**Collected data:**

↓

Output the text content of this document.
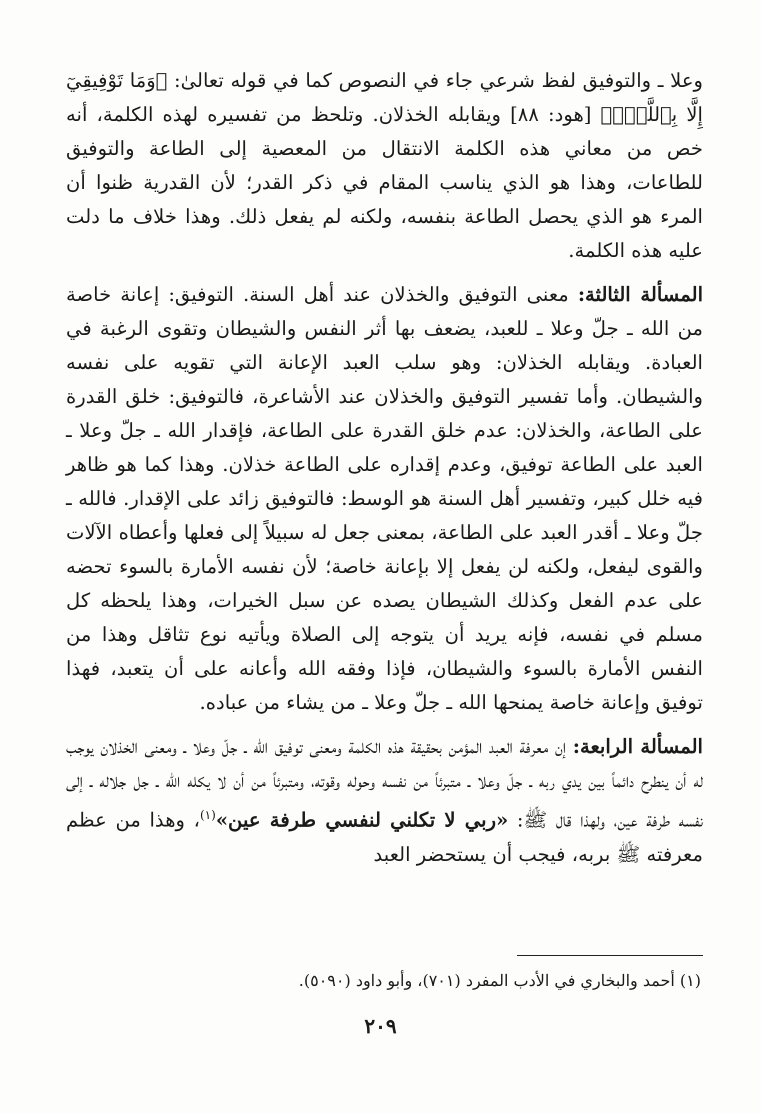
وعلا ـ والتوفيق لفظ شرعي جاء في النصوص كما في قوله تعالىٰ: ﴿وَمَا تَوْفِيقِيٓ إِلَّا بِٱللَّهِۚ﴾ [هود: ٨٨] ويقابله الخذلان. وتلحظ من تفسيره لهذه الكلمة، أنه خص من معاني هذه الكلمة الانتقال من المعصية إلى الطاعة والتوفيق للطاعات، وهذا هو الذي يناسب المقام في ذكر القدر؛ لأن القدرية ظنوا أن المرء هو الذي يحصل الطاعة بنفسه، ولكنه لم يفعل ذلك. وهذا خلاف ما دلت عليه هذه الكلمة.

المسألة الثالثة: معنى التوفيق والخذلان عند أهل السنة. التوفيق: إعانة خاصة من الله ـ جلّ وعلا ـ للعبد، يضعف بها أثر النفس والشيطان وتقوى الرغبة في العبادة. ويقابله الخذلان: وهو سلب العبد الإعانة التي تقويه على نفسه والشيطان. وأما تفسير التوفيق والخذلان عند الأشاعرة، فالتوفيق: خلق القدرة على الطاعة، والخذلان: عدم خلق القدرة على الطاعة، فإقدار الله ـ جلّ وعلا ـ العبد على الطاعة توفيق، وعدم إقداره على الطاعة خذلان. وهذا كما هو ظاهر فيه خلل كبير، وتفسير أهل السنة هو الوسط: فالتوفيق زائد على الإقدار. فالله ـ جلّ وعلا ـ أقدر العبد على الطاعة، بمعنى جعل له سبيلاً إلى فعلها وأعطاه الآلات والقوى ليفعل، ولكنه لن يفعل إلا بإعانة خاصة؛ لأن نفسه الأمارة بالسوء تحضه على عدم الفعل وكذلك الشيطان يصده عن سبل الخيرات، وهذا يلحظه كل مسلم في نفسه، فإنه يريد أن يتوجه إلى الصلاة ويأتيه نوع تثاقل وهذا من النفس الأمارة بالسوء والشيطان، فإذا وفقه الله وأعانه على أن يتعبد، فهذا توفيق وإعانة خاصة يمنحها الله ـ جلّ وعلا ـ من يشاء من عباده.

المسألة الرابعة: إن معرفة العبد المؤمن بحقيقة هذه الكلمة ومعنى توفيق الله ـ جلّ وعلا ـ ومعنى الخذلان يوجب له أن ينطرح دائماً بين يدي ربه ـ جلّ وعلا ـ متبرئاً من نفسه وحوله وقوته، ومتبرئاً من أن لا يكله الله ـ جل جلاله ـ إلى نفسه طرفة عين، ولهذا قال ﷺ: «ربي لا تكلني لنفسي طرفة عين»$^{(١)}$، وهذا من عظم معرفته ﷺ بربه، فيجب أن يستحضر العبد

(١) أحمد والبخاري في الأدب المفرد (٧٠١)، وأبو داود (٥٠٩٠).
٢٠٩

↑

**What to work on:** Copy out each line in the preceding records that contains "الكلمة".

**Correct output:**
وعلا ـ والتوفيق لفظ شرعي جاء في النصوص كما في قوله تعالىٰ: ﴿وَمَا تَوْفِيقِيٓ إِلَّا بِٱللَّهِۚ﴾ [هود: ٨٨] ويقابله الخذلان. وتلحظ من تفسيره لهذه الكلمة، أنه خص من معاني هذه الكلمة الانتقال من المعصية إلى الطاعة والتوفيق للطاعات، وهذا هو الذي يناسب المقام في ذكر القدر؛ لأن القدرية ظنوا أن المرء هو الذي يحصل الطاعة بنفسه، ولكنه لم يفعل ذلك. وهذا خلاف ما دلت عليه هذه الكلمة.
المسألة الرابعة: إن معرفة العبد المؤمن بحقيقة هذه الكلمة ومعنى توفيق الله ـ جلّ وعلا ـ ومعنى الخذلان يوجب له أن ينطرح دائماً بين يدي ربه ـ جلّ وعلا ـ متبرئاً من نفسه وحوله وقوته، ومتبرئاً من أن لا يكله الله ـ جل جلاله ـ إلى نفسه طرفة عين، ولهذا قال ﷺ: «ربي لا تكلني لنفسي طرفة عين»$^{(١)}$، وهذا من عظم معرفته ﷺ بربه، فيجب أن يستحضر العبد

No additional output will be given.